--- BEGIN Material to process ---

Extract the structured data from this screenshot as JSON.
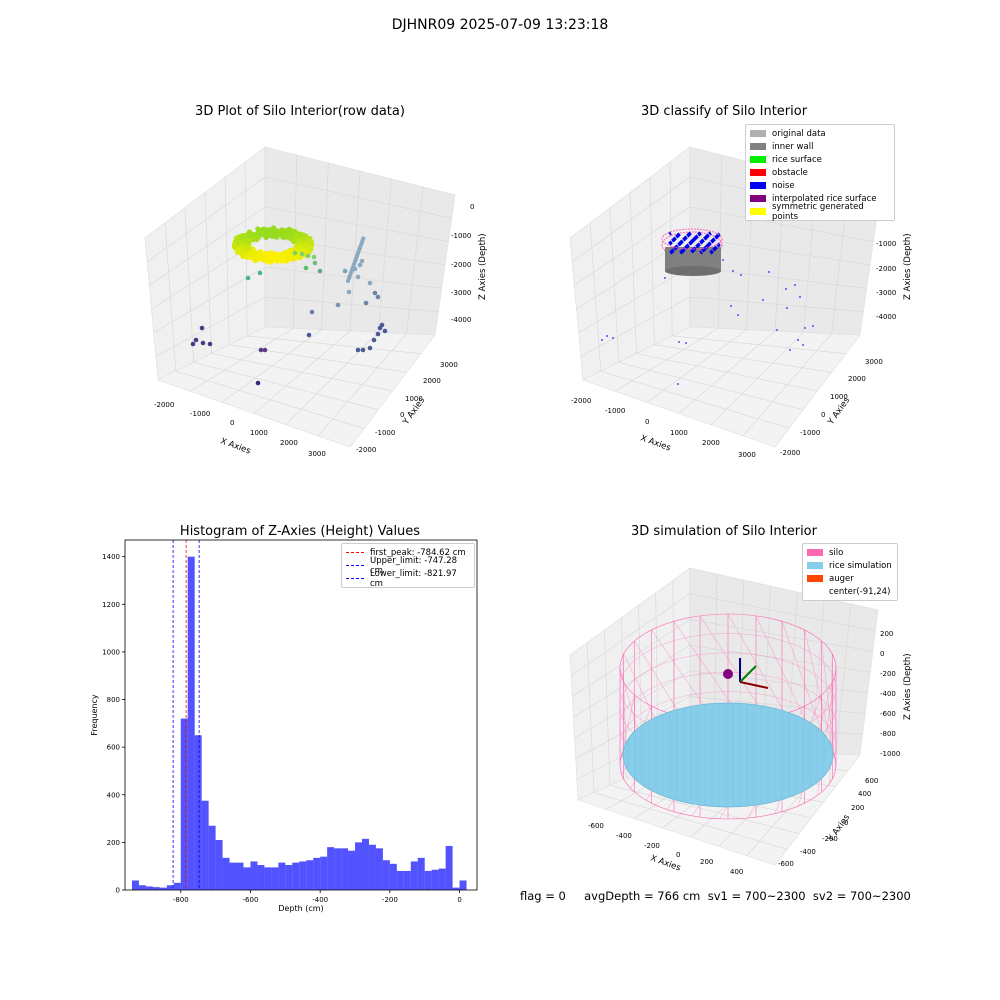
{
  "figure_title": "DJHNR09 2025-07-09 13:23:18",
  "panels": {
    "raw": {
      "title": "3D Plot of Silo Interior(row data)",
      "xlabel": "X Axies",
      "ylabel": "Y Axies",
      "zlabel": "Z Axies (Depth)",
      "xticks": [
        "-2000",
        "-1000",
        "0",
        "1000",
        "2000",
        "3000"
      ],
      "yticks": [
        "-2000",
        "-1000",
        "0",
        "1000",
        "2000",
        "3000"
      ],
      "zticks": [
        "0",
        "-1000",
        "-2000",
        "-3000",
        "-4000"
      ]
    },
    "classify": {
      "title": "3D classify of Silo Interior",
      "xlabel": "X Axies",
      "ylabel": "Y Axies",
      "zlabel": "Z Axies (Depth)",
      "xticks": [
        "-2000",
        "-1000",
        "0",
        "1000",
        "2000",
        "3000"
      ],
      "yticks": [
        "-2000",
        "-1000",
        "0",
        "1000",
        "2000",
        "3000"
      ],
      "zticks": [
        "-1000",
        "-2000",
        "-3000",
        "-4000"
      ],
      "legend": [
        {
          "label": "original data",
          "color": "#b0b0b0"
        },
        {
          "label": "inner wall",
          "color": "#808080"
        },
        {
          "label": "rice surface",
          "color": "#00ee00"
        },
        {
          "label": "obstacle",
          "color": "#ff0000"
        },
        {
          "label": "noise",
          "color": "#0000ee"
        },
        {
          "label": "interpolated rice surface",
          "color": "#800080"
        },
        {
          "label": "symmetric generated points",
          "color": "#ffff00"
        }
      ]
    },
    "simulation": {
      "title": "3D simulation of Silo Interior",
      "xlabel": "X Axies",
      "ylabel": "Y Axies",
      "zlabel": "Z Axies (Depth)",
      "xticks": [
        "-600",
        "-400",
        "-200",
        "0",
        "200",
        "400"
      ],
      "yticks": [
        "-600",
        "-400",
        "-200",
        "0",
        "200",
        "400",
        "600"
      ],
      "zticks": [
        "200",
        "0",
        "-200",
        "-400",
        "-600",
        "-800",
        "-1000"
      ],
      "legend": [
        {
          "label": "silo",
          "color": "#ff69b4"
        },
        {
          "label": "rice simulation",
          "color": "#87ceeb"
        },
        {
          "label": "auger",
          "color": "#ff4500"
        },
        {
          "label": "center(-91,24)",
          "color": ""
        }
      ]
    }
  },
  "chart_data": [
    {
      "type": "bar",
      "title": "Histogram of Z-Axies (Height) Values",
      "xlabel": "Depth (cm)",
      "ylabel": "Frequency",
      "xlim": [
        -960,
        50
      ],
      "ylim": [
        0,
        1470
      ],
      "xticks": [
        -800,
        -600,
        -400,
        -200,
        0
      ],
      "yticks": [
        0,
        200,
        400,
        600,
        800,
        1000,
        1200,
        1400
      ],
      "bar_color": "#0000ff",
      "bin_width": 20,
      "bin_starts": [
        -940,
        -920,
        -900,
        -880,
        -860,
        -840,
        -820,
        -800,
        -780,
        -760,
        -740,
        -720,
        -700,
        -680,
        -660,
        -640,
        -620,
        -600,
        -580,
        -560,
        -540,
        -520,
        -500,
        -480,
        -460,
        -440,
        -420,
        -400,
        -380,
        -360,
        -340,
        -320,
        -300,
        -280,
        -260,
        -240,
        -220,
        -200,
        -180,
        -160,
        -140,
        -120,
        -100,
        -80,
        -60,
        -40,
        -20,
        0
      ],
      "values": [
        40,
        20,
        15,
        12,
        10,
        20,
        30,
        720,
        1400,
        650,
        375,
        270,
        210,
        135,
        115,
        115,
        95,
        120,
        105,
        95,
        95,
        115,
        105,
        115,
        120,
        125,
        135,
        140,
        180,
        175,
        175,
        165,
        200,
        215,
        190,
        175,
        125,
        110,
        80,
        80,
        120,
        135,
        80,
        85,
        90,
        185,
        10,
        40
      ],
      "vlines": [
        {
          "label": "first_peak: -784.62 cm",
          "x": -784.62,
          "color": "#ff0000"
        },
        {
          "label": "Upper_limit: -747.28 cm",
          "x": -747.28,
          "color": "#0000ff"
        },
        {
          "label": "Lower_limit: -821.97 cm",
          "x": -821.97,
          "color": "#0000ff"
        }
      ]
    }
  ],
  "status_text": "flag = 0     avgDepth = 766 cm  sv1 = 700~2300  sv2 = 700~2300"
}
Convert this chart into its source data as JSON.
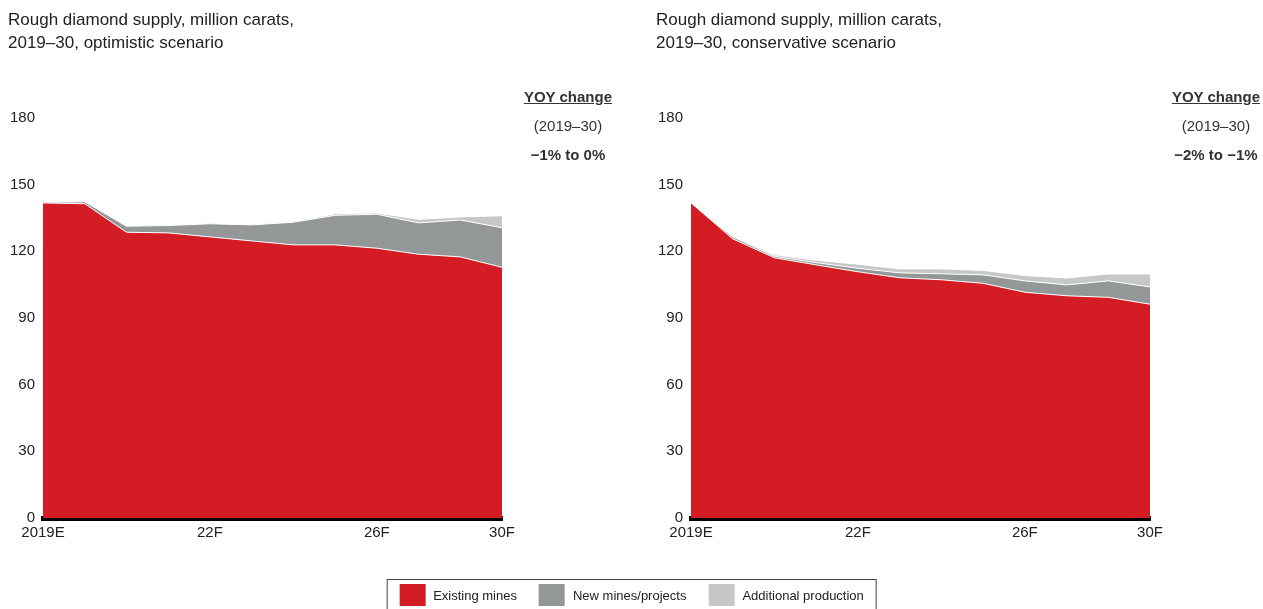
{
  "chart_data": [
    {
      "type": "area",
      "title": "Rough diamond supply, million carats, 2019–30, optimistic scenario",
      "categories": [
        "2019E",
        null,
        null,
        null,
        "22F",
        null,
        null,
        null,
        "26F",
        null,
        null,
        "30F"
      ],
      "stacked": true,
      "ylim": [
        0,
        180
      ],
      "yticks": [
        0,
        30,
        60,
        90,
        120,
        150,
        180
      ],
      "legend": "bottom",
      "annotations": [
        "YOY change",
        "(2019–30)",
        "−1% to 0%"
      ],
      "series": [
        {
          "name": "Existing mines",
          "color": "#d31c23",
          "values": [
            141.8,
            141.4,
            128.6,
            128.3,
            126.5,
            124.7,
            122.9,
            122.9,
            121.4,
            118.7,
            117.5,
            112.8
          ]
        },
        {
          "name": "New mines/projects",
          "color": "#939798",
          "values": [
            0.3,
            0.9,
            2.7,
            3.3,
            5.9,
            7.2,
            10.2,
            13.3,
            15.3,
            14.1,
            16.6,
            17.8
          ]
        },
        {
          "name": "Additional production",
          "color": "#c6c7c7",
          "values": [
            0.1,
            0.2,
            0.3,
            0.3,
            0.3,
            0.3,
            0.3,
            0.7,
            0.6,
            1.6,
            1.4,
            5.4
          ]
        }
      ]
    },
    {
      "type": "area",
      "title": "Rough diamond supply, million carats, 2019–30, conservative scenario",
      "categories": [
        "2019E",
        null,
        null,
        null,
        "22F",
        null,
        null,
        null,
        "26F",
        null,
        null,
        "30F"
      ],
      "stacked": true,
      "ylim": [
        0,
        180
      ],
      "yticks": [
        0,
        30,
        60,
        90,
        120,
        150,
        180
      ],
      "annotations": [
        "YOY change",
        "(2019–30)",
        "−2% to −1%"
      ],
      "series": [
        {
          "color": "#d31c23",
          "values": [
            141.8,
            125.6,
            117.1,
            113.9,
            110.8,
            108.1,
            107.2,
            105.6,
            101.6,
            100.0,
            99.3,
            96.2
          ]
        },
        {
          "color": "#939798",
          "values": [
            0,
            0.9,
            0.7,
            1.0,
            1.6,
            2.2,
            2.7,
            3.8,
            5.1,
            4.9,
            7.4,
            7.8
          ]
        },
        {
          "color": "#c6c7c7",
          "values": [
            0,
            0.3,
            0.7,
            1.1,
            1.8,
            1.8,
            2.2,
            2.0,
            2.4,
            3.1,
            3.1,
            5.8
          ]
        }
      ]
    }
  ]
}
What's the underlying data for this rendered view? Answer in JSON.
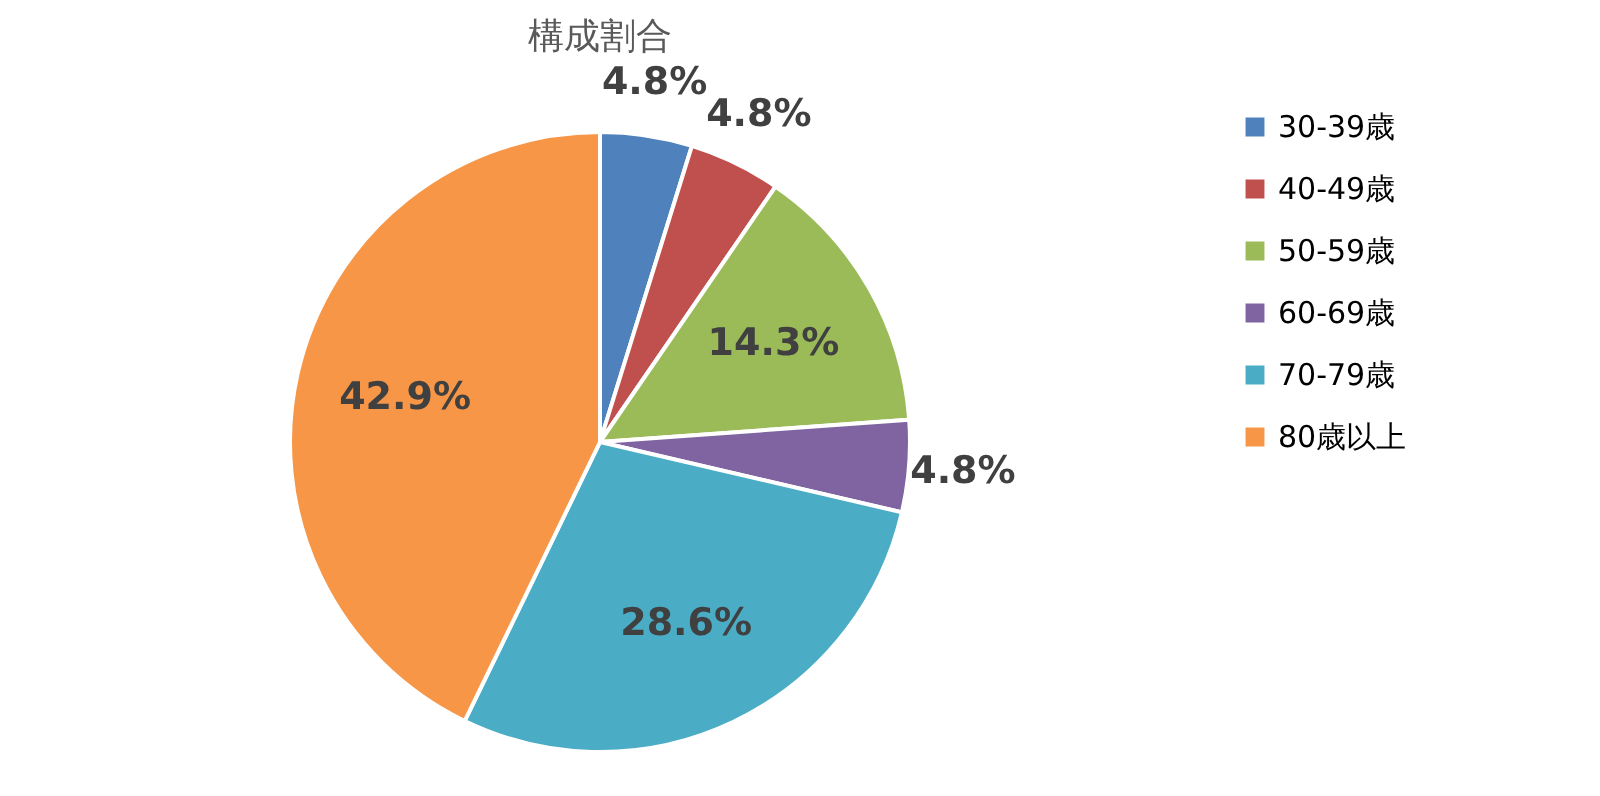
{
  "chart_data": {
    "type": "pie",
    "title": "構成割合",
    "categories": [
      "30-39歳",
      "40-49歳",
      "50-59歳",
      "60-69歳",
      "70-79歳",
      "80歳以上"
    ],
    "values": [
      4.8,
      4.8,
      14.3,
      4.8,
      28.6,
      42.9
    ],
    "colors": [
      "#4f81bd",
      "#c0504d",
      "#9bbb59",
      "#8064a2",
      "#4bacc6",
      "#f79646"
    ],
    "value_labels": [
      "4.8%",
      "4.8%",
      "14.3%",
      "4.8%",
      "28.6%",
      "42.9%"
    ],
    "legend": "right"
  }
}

--- END Material to process ---

◆ What you will do:
Gather every line from the listing above in which "simulation" appears, and copy those lines.

◆ Reply to the task:
    "simulation": {
      "title": "3D simulation of Silo Interior",
          "label": "rice simulation",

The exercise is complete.